> What is required: Reproduce every line of the listing below without changing a single character.

> Records for this exercise:
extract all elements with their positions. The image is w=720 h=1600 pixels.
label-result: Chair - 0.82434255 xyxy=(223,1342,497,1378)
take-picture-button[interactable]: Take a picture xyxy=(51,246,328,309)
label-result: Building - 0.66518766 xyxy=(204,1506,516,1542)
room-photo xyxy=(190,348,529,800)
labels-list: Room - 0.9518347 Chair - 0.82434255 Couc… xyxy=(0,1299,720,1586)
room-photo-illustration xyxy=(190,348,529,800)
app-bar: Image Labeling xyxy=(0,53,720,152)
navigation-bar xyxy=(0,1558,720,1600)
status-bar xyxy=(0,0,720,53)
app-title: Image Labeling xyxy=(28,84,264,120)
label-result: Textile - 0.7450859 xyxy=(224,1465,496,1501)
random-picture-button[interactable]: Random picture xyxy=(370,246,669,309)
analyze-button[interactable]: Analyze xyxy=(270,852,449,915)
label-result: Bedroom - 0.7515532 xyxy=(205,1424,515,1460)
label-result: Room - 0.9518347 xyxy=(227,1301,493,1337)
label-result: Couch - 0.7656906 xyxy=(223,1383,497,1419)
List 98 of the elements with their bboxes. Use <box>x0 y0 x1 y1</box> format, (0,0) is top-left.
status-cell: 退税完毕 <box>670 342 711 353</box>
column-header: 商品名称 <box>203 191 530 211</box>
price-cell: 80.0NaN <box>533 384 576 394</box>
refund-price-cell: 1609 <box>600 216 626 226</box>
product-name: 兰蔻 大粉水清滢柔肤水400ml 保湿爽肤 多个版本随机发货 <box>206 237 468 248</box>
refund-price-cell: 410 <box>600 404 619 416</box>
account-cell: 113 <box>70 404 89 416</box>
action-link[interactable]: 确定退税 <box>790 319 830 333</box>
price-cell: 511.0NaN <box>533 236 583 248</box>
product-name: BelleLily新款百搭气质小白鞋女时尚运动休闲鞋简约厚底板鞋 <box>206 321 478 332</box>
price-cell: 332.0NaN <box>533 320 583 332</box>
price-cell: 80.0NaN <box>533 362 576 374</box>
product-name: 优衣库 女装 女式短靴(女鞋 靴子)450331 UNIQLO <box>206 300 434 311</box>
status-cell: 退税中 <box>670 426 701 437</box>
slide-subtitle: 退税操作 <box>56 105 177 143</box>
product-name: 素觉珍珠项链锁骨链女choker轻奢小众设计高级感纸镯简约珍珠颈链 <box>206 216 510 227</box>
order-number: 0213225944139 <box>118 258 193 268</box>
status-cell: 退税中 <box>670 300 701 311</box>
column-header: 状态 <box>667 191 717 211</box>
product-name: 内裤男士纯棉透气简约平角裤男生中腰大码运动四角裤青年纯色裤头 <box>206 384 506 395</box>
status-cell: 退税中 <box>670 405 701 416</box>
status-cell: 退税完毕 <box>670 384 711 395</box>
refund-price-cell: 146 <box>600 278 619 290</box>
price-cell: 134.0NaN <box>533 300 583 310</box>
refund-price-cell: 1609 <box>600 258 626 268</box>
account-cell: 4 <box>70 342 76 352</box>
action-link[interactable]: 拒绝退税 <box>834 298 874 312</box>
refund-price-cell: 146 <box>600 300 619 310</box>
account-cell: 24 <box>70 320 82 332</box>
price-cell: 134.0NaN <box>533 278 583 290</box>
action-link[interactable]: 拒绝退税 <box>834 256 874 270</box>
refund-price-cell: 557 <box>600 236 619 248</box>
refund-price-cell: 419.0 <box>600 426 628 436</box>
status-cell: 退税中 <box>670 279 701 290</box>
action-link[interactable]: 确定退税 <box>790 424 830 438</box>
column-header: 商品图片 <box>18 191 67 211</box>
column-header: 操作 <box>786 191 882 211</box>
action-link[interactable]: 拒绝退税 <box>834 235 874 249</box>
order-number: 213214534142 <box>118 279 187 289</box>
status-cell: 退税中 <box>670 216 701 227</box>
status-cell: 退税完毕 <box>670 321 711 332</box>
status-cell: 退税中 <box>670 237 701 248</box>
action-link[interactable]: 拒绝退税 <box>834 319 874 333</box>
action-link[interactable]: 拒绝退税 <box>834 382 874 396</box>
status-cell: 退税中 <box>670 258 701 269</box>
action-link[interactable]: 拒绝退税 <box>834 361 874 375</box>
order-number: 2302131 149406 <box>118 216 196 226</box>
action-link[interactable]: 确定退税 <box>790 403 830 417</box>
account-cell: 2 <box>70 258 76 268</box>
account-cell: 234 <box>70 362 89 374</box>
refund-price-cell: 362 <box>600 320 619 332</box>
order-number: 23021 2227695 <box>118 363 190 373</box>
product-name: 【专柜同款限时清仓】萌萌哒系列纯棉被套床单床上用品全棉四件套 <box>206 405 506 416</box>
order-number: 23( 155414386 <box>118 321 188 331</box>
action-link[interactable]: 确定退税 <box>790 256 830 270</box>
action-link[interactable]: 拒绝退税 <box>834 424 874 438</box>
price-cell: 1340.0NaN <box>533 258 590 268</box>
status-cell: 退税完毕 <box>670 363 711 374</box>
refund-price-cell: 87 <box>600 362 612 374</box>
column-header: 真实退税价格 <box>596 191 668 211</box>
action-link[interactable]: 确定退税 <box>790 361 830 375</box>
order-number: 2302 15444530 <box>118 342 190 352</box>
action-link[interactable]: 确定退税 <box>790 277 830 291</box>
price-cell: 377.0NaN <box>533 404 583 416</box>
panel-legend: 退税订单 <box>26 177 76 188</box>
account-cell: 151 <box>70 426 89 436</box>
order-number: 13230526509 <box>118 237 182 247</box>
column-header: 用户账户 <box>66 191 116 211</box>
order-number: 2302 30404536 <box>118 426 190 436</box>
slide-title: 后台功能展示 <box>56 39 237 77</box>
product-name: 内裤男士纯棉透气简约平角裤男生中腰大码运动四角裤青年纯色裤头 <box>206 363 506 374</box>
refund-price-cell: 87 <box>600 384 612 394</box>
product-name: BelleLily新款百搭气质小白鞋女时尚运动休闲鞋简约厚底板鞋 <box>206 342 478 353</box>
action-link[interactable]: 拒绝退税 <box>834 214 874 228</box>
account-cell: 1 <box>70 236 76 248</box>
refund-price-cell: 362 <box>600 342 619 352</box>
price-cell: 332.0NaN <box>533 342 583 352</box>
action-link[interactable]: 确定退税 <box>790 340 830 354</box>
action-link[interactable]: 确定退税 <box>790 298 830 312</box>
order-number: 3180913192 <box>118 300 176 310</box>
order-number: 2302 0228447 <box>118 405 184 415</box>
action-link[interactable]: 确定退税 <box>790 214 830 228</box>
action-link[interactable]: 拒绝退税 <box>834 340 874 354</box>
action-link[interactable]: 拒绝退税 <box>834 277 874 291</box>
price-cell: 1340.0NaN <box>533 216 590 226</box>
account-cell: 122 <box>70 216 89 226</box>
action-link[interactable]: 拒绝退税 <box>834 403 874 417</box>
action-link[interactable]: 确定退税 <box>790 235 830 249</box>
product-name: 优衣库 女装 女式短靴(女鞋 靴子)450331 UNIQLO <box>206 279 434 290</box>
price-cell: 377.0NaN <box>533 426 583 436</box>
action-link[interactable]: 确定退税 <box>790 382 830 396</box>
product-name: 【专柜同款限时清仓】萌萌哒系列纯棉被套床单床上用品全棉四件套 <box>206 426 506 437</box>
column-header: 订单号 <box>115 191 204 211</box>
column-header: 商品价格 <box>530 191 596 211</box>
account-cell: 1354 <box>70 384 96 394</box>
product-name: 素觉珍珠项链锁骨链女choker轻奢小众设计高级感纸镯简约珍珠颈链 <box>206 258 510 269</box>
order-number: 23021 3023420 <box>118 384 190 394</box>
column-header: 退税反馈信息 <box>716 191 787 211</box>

> Output:
extract all elements with their positions. The image is w=720 h=1600 pixels.
label-result: Chair - 0.82434255 xyxy=(223,1342,497,1378)
take-picture-button[interactable]: Take a picture xyxy=(51,246,328,309)
label-result: Building - 0.66518766 xyxy=(204,1506,516,1542)
room-photo xyxy=(190,348,529,800)
labels-list: Room - 0.9518347 Chair - 0.82434255 Couc… xyxy=(0,1299,720,1586)
room-photo-illustration xyxy=(190,348,529,800)
app-bar: Image Labeling xyxy=(0,53,720,152)
navigation-bar xyxy=(0,1558,720,1600)
status-bar xyxy=(0,0,720,53)
app-title: Image Labeling xyxy=(28,84,264,120)
label-result: Textile - 0.7450859 xyxy=(224,1465,496,1501)
random-picture-button[interactable]: Random picture xyxy=(370,246,669,309)
analyze-button[interactable]: Analyze xyxy=(270,852,449,915)
label-result: Bedroom - 0.7515532 xyxy=(205,1424,515,1460)
label-result: Room - 0.9518347 xyxy=(227,1301,493,1337)
label-result: Couch - 0.7656906 xyxy=(223,1383,497,1419)
List 98 of the elements with their bboxes. Use <box>x0 y0 x1 y1</box> format, (0,0) is top-left.
status-cell: 退税完毕 <box>670 342 711 353</box>
column-header: 商品名称 <box>203 191 530 211</box>
price-cell: 80.0NaN <box>533 384 576 394</box>
refund-price-cell: 1609 <box>600 216 626 226</box>
product-name: 兰蔻 大粉水清滢柔肤水400ml 保湿爽肤 多个版本随机发货 <box>206 237 468 248</box>
refund-price-cell: 410 <box>600 404 619 416</box>
account-cell: 113 <box>70 404 89 416</box>
action-link[interactable]: 确定退税 <box>790 319 830 333</box>
price-cell: 511.0NaN <box>533 236 583 248</box>
product-name: BelleLily新款百搭气质小白鞋女时尚运动休闲鞋简约厚底板鞋 <box>206 321 478 332</box>
price-cell: 332.0NaN <box>533 320 583 332</box>
price-cell: 80.0NaN <box>533 362 576 374</box>
product-name: 优衣库 女装 女式短靴(女鞋 靴子)450331 UNIQLO <box>206 300 434 311</box>
status-cell: 退税中 <box>670 426 701 437</box>
slide-subtitle: 退税操作 <box>56 105 177 143</box>
product-name: 素觉珍珠项链锁骨链女choker轻奢小众设计高级感纸镯简约珍珠颈链 <box>206 216 510 227</box>
order-number: 0213225944139 <box>118 258 193 268</box>
status-cell: 退税中 <box>670 300 701 311</box>
column-header: 状态 <box>667 191 717 211</box>
product-name: 内裤男士纯棉透气简约平角裤男生中腰大码运动四角裤青年纯色裤头 <box>206 384 506 395</box>
status-cell: 退税中 <box>670 405 701 416</box>
status-cell: 退税完毕 <box>670 384 711 395</box>
refund-price-cell: 146 <box>600 278 619 290</box>
price-cell: 134.0NaN <box>533 300 583 310</box>
refund-price-cell: 1609 <box>600 258 626 268</box>
account-cell: 4 <box>70 342 76 352</box>
action-link[interactable]: 拒绝退税 <box>834 298 874 312</box>
refund-price-cell: 146 <box>600 300 619 310</box>
account-cell: 24 <box>70 320 82 332</box>
price-cell: 134.0NaN <box>533 278 583 290</box>
action-link[interactable]: 拒绝退税 <box>834 256 874 270</box>
refund-price-cell: 557 <box>600 236 619 248</box>
refund-price-cell: 419.0 <box>600 426 628 436</box>
status-cell: 退税中 <box>670 279 701 290</box>
action-link[interactable]: 确定退税 <box>790 424 830 438</box>
column-header: 商品图片 <box>18 191 67 211</box>
column-header: 操作 <box>786 191 882 211</box>
action-link[interactable]: 拒绝退税 <box>834 235 874 249</box>
order-number: 213214534142 <box>118 279 187 289</box>
status-cell: 退税中 <box>670 216 701 227</box>
status-cell: 退税完毕 <box>670 321 711 332</box>
status-cell: 退税中 <box>670 237 701 248</box>
action-link[interactable]: 拒绝退税 <box>834 319 874 333</box>
action-link[interactable]: 拒绝退税 <box>834 382 874 396</box>
status-cell: 退税中 <box>670 258 701 269</box>
action-link[interactable]: 拒绝退税 <box>834 361 874 375</box>
order-number: 2302131 149406 <box>118 216 196 226</box>
action-link[interactable]: 确定退税 <box>790 403 830 417</box>
account-cell: 2 <box>70 258 76 268</box>
account-cell: 234 <box>70 362 89 374</box>
refund-price-cell: 362 <box>600 320 619 332</box>
order-number: 23021 2227695 <box>118 363 190 373</box>
product-name: 【专柜同款限时清仓】萌萌哒系列纯棉被套床单床上用品全棉四件套 <box>206 405 506 416</box>
order-number: 23( 155414386 <box>118 321 188 331</box>
action-link[interactable]: 确定退税 <box>790 256 830 270</box>
action-link[interactable]: 拒绝退税 <box>834 424 874 438</box>
price-cell: 1340.0NaN <box>533 258 590 268</box>
status-cell: 退税完毕 <box>670 363 711 374</box>
refund-price-cell: 87 <box>600 362 612 374</box>
column-header: 真实退税价格 <box>596 191 668 211</box>
action-link[interactable]: 确定退税 <box>790 361 830 375</box>
order-number: 2302 15444530 <box>118 342 190 352</box>
action-link[interactable]: 确定退税 <box>790 277 830 291</box>
price-cell: 377.0NaN <box>533 404 583 416</box>
panel-legend: 退税订单 <box>26 177 76 188</box>
account-cell: 151 <box>70 426 89 436</box>
order-number: 13230526509 <box>118 237 182 247</box>
column-header: 用户账户 <box>66 191 116 211</box>
order-number: 2302 30404536 <box>118 426 190 436</box>
slide-title: 后台功能展示 <box>56 39 237 77</box>
product-name: 内裤男士纯棉透气简约平角裤男生中腰大码运动四角裤青年纯色裤头 <box>206 363 506 374</box>
refund-price-cell: 87 <box>600 384 612 394</box>
product-name: BelleLily新款百搭气质小白鞋女时尚运动休闲鞋简约厚底板鞋 <box>206 342 478 353</box>
action-link[interactable]: 拒绝退税 <box>834 214 874 228</box>
account-cell: 1 <box>70 236 76 248</box>
refund-price-cell: 362 <box>600 342 619 352</box>
price-cell: 332.0NaN <box>533 342 583 352</box>
action-link[interactable]: 确定退税 <box>790 340 830 354</box>
action-link[interactable]: 确定退税 <box>790 298 830 312</box>
order-number: 3180913192 <box>118 300 176 310</box>
order-number: 2302 0228447 <box>118 405 184 415</box>
action-link[interactable]: 确定退税 <box>790 214 830 228</box>
action-link[interactable]: 拒绝退税 <box>834 340 874 354</box>
action-link[interactable]: 拒绝退税 <box>834 277 874 291</box>
price-cell: 1340.0NaN <box>533 216 590 226</box>
account-cell: 122 <box>70 216 89 226</box>
action-link[interactable]: 拒绝退税 <box>834 403 874 417</box>
action-link[interactable]: 确定退税 <box>790 235 830 249</box>
product-name: 优衣库 女装 女式短靴(女鞋 靴子)450331 UNIQLO <box>206 279 434 290</box>
price-cell: 377.0NaN <box>533 426 583 436</box>
action-link[interactable]: 确定退税 <box>790 382 830 396</box>
product-name: 【专柜同款限时清仓】萌萌哒系列纯棉被套床单床上用品全棉四件套 <box>206 426 506 437</box>
column-header: 订单号 <box>115 191 204 211</box>
column-header: 商品价格 <box>530 191 596 211</box>
account-cell: 1354 <box>70 384 96 394</box>
product-name: 素觉珍珠项链锁骨链女choker轻奢小众设计高级感纸镯简约珍珠颈链 <box>206 258 510 269</box>
order-number: 23021 3023420 <box>118 384 190 394</box>
column-header: 退税反馈信息 <box>716 191 787 211</box>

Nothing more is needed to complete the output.